--- begin ---

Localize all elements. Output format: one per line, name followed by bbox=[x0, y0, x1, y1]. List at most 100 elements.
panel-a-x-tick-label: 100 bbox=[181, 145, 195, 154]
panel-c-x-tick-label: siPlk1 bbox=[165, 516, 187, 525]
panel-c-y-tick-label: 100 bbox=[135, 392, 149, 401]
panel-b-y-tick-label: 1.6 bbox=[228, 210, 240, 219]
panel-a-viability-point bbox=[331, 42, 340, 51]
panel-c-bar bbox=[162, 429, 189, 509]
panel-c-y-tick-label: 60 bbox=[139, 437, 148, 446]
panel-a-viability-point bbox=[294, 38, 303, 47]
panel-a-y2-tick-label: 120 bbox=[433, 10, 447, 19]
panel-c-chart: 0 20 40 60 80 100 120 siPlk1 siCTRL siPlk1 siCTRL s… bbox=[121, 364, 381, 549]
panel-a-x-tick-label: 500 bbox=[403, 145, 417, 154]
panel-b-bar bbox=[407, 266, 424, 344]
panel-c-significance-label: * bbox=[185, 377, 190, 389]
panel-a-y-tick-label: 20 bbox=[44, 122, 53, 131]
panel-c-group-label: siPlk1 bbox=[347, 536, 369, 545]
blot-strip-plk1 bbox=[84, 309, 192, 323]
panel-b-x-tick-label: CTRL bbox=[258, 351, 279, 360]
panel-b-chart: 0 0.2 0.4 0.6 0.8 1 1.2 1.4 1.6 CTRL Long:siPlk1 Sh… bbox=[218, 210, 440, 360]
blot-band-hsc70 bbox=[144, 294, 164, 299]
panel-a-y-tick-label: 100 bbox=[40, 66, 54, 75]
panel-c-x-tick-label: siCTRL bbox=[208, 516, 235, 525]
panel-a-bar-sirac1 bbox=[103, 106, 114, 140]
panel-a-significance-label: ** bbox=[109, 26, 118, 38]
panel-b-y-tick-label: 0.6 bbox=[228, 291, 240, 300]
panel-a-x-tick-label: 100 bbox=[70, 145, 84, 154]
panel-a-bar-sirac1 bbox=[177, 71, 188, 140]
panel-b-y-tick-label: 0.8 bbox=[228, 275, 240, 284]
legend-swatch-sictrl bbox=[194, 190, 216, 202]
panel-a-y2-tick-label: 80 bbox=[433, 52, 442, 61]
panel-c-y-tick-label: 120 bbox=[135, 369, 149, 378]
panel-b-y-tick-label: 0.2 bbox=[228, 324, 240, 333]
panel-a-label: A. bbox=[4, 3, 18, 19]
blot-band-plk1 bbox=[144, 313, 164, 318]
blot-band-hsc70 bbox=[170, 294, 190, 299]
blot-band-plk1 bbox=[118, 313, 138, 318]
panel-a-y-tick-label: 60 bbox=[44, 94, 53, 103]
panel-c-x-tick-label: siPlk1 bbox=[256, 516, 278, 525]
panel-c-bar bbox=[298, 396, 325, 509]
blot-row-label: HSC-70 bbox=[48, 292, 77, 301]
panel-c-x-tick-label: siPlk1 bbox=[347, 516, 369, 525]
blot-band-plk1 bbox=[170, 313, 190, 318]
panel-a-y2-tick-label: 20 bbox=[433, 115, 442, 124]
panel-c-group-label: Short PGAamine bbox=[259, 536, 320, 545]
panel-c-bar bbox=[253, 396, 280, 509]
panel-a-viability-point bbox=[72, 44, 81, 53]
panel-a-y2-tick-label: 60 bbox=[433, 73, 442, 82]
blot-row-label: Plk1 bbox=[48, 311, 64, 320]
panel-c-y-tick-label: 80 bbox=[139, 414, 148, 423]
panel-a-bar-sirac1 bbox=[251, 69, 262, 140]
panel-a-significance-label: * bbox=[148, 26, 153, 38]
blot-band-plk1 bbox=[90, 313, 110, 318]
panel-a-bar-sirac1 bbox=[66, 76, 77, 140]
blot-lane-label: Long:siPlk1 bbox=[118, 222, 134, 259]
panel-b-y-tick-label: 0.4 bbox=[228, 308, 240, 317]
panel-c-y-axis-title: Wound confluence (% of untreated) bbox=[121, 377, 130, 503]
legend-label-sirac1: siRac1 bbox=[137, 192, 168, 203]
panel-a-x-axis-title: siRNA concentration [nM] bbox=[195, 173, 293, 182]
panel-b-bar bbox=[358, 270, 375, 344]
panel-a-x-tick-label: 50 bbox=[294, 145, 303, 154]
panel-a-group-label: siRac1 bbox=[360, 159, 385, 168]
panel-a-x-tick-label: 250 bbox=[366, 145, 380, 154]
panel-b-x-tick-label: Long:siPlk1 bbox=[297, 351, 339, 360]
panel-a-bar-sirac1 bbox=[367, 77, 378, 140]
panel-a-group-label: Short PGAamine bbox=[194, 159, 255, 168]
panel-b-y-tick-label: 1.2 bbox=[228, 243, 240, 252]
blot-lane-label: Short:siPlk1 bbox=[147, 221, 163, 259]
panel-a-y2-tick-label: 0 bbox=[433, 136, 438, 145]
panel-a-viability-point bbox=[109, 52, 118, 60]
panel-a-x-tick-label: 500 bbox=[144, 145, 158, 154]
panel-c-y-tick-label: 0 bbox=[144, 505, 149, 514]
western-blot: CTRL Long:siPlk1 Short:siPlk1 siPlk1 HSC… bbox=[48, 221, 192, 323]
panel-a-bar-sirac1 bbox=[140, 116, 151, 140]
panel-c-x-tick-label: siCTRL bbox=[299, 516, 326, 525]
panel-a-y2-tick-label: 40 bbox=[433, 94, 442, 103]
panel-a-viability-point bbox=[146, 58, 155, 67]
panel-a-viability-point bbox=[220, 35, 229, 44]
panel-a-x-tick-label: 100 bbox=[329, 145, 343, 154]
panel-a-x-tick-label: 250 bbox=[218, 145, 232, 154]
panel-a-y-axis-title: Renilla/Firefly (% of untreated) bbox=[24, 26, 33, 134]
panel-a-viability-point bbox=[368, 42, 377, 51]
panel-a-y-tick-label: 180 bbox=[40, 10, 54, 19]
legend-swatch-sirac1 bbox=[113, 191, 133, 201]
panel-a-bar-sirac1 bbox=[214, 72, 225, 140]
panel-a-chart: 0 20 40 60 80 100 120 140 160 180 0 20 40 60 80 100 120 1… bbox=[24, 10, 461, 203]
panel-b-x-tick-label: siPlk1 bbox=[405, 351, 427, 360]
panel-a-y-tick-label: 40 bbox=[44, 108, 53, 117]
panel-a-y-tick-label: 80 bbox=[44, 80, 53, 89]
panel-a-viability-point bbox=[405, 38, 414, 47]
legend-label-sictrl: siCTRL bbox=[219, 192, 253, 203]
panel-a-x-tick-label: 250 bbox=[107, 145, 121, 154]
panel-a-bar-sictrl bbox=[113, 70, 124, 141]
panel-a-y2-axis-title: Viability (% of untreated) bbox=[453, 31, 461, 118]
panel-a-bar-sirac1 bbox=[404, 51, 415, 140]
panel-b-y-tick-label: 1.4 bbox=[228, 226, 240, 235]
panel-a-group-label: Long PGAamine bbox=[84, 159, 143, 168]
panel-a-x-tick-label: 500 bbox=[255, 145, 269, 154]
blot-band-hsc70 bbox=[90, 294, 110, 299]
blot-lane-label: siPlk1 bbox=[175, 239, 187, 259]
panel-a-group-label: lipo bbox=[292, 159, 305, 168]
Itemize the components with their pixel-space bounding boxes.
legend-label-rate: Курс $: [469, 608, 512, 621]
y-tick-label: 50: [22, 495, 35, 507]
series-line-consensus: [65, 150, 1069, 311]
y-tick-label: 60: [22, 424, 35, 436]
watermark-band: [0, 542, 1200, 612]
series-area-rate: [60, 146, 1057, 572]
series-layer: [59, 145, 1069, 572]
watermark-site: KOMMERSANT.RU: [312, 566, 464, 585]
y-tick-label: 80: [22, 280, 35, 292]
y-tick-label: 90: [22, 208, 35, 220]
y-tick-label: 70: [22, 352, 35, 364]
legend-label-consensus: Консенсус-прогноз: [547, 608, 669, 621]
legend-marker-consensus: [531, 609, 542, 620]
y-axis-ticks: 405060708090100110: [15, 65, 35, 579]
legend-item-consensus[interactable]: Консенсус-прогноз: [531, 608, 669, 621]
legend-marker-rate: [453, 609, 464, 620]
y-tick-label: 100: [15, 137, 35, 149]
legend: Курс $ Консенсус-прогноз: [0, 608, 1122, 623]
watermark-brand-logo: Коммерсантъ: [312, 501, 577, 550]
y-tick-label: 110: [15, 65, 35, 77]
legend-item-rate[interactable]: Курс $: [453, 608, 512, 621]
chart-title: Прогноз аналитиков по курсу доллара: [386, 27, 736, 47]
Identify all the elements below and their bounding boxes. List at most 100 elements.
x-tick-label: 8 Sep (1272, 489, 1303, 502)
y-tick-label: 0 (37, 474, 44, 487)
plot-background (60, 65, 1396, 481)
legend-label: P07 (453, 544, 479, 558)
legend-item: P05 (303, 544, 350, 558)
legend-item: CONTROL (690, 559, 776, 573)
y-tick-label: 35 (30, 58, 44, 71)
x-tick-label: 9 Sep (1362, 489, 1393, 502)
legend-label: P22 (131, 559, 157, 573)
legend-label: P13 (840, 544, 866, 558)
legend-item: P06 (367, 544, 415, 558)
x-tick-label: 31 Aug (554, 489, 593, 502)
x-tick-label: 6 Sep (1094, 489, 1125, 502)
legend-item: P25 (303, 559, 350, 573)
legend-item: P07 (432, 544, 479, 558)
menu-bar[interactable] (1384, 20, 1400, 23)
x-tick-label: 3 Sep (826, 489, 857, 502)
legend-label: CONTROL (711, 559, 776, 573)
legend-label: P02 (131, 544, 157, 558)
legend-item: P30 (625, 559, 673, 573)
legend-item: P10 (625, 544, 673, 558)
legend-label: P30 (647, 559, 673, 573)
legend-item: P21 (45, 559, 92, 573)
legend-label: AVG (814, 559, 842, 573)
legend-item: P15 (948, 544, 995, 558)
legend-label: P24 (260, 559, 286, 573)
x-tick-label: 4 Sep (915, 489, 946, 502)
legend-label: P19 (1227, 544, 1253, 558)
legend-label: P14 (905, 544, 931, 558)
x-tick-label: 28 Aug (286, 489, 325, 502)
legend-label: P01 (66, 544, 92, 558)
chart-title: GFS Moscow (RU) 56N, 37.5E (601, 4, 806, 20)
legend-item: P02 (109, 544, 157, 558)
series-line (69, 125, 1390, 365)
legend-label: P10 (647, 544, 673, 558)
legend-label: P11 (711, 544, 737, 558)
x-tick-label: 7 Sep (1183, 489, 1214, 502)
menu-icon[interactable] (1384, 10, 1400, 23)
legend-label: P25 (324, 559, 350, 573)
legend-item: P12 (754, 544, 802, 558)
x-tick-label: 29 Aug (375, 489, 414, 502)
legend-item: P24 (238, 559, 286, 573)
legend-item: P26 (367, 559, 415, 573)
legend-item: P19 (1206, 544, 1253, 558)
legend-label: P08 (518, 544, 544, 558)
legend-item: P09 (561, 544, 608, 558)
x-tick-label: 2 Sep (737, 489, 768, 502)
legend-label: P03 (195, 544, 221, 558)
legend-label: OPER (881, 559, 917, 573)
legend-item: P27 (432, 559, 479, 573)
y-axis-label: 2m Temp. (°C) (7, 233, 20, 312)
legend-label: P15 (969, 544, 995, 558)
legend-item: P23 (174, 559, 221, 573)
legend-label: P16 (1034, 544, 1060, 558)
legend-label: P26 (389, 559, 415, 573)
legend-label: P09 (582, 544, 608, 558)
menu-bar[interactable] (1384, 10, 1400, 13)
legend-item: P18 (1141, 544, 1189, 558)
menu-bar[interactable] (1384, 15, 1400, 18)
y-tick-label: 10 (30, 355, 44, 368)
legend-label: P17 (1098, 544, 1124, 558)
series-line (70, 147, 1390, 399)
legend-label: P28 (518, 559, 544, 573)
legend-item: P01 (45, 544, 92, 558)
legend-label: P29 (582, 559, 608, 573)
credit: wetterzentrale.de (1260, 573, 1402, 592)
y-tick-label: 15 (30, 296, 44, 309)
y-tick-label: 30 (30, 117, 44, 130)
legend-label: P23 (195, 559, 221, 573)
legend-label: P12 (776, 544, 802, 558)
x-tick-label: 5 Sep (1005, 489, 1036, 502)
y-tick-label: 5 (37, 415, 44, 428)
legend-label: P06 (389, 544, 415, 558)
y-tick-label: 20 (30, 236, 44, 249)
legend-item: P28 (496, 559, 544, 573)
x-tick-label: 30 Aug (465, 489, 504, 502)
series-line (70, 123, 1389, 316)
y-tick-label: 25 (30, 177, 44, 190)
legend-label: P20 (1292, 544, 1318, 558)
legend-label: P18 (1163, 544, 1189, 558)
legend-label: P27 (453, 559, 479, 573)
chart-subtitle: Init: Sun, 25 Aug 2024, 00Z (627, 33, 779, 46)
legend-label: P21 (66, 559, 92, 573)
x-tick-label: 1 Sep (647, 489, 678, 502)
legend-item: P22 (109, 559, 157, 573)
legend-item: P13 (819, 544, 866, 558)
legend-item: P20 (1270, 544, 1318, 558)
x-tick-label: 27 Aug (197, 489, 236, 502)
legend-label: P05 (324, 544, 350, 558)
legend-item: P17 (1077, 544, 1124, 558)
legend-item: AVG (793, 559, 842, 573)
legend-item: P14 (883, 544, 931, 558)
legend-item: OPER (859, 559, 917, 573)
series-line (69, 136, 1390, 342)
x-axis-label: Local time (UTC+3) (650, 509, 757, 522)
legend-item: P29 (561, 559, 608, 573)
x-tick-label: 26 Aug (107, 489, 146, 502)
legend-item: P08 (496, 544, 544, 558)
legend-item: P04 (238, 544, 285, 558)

--- end ---

What to work on: Present the lines from the first one through the line containing "panel-a-viability-point bbox=[331, 42, 340, 51]", both included, as a numbered list, leaving out any blank lines.

Answer to this task:
1. Localize all elements. Output format: one per line, name followed by bbox=[x0, y0, x1, y1]. List at most 100 elements.
2. panel-a-x-tick-label: 100 bbox=[181, 145, 195, 154]
3. panel-c-x-tick-label: siPlk1 bbox=[165, 516, 187, 525]
4. panel-c-y-tick-label: 100 bbox=[135, 392, 149, 401]
5. panel-b-y-tick-label: 1.6 bbox=[228, 210, 240, 219]
6. panel-a-viability-point bbox=[331, 42, 340, 51]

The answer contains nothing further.